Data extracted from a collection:
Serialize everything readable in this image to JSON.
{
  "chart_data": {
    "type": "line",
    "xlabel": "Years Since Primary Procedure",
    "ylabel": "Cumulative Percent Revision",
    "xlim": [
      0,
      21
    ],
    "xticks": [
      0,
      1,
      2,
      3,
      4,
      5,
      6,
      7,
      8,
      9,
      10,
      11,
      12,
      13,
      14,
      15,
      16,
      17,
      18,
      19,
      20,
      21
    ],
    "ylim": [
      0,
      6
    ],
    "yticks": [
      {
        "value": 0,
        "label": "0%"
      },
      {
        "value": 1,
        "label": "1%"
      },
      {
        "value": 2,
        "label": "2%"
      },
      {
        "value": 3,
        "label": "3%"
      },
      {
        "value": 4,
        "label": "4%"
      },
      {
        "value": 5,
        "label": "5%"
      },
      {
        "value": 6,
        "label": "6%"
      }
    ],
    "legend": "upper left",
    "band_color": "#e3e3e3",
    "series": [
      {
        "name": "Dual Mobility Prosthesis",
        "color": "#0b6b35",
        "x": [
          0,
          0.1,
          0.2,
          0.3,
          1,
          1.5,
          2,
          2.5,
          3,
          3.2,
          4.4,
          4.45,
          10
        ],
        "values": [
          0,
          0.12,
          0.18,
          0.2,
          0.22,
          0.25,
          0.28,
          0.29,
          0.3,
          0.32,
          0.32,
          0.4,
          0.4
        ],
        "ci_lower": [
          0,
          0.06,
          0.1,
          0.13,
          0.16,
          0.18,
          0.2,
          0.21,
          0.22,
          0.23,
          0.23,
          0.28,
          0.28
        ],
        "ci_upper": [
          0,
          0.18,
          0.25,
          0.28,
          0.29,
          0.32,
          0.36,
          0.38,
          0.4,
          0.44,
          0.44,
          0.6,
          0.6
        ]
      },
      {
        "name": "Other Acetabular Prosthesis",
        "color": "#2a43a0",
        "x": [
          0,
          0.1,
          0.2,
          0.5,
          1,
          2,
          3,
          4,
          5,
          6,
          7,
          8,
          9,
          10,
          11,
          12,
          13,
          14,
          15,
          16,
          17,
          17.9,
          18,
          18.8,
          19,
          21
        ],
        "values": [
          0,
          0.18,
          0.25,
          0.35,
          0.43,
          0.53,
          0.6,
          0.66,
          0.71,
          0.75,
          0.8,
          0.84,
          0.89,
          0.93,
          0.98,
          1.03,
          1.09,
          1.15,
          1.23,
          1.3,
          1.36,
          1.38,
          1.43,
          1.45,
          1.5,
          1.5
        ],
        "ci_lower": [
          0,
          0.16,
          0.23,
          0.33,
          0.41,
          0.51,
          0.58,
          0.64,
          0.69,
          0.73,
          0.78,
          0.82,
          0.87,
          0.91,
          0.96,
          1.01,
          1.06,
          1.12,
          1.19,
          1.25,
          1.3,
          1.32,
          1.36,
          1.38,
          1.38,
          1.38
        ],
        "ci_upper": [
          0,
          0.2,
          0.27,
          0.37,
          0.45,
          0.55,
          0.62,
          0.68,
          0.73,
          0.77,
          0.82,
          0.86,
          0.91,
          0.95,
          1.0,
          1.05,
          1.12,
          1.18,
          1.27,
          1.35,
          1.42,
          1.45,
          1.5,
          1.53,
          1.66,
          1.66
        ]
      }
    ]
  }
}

> **DIRECTIONS**
Copy out the full listing exactly.

> **WORKED SOLUTION**
Serialize everything readable in this image to JSON.
{
  "chart_data": {
    "type": "line",
    "xlabel": "Years Since Primary Procedure",
    "ylabel": "Cumulative Percent Revision",
    "xlim": [
      0,
      21
    ],
    "xticks": [
      0,
      1,
      2,
      3,
      4,
      5,
      6,
      7,
      8,
      9,
      10,
      11,
      12,
      13,
      14,
      15,
      16,
      17,
      18,
      19,
      20,
      21
    ],
    "ylim": [
      0,
      6
    ],
    "yticks": [
      {
        "value": 0,
        "label": "0%"
      },
      {
        "value": 1,
        "label": "1%"
      },
      {
        "value": 2,
        "label": "2%"
      },
      {
        "value": 3,
        "label": "3%"
      },
      {
        "value": 4,
        "label": "4%"
      },
      {
        "value": 5,
        "label": "5%"
      },
      {
        "value": 6,
        "label": "6%"
      }
    ],
    "legend": "upper left",
    "band_color": "#e3e3e3",
    "series": [
      {
        "name": "Dual Mobility Prosthesis",
        "color": "#0b6b35",
        "x": [
          0,
          0.1,
          0.2,
          0.3,
          1,
          1.5,
          2,
          2.5,
          3,
          3.2,
          4.4,
          4.45,
          10
        ],
        "values": [
          0,
          0.12,
          0.18,
          0.2,
          0.22,
          0.25,
          0.28,
          0.29,
          0.3,
          0.32,
          0.32,
          0.4,
          0.4
        ],
        "ci_lower": [
          0,
          0.06,
          0.1,
          0.13,
          0.16,
          0.18,
          0.2,
          0.21,
          0.22,
          0.23,
          0.23,
          0.28,
          0.28
        ],
        "ci_upper": [
          0,
          0.18,
          0.25,
          0.28,
          0.29,
          0.32,
          0.36,
          0.38,
          0.4,
          0.44,
          0.44,
          0.6,
          0.6
        ]
      },
      {
        "name": "Other Acetabular Prosthesis",
        "color": "#2a43a0",
        "x": [
          0,
          0.1,
          0.2,
          0.5,
          1,
          2,
          3,
          4,
          5,
          6,
          7,
          8,
          9,
          10,
          11,
          12,
          13,
          14,
          15,
          16,
          17,
          17.9,
          18,
          18.8,
          19,
          21
        ],
        "values": [
          0,
          0.18,
          0.25,
          0.35,
          0.43,
          0.53,
          0.6,
          0.66,
          0.71,
          0.75,
          0.8,
          0.84,
          0.89,
          0.93,
          0.98,
          1.03,
          1.09,
          1.15,
          1.23,
          1.3,
          1.36,
          1.38,
          1.43,
          1.45,
          1.5,
          1.5
        ],
        "ci_lower": [
          0,
          0.16,
          0.23,
          0.33,
          0.41,
          0.51,
          0.58,
          0.64,
          0.69,
          0.73,
          0.78,
          0.82,
          0.87,
          0.91,
          0.96,
          1.01,
          1.06,
          1.12,
          1.19,
          1.25,
          1.3,
          1.32,
          1.36,
          1.38,
          1.38,
          1.38
        ],
        "ci_upper": [
          0,
          0.2,
          0.27,
          0.37,
          0.45,
          0.55,
          0.62,
          0.68,
          0.73,
          0.77,
          0.82,
          0.86,
          0.91,
          0.95,
          1.0,
          1.05,
          1.12,
          1.18,
          1.27,
          1.35,
          1.42,
          1.45,
          1.5,
          1.53,
          1.66,
          1.66
        ]
      }
    ]
  }
}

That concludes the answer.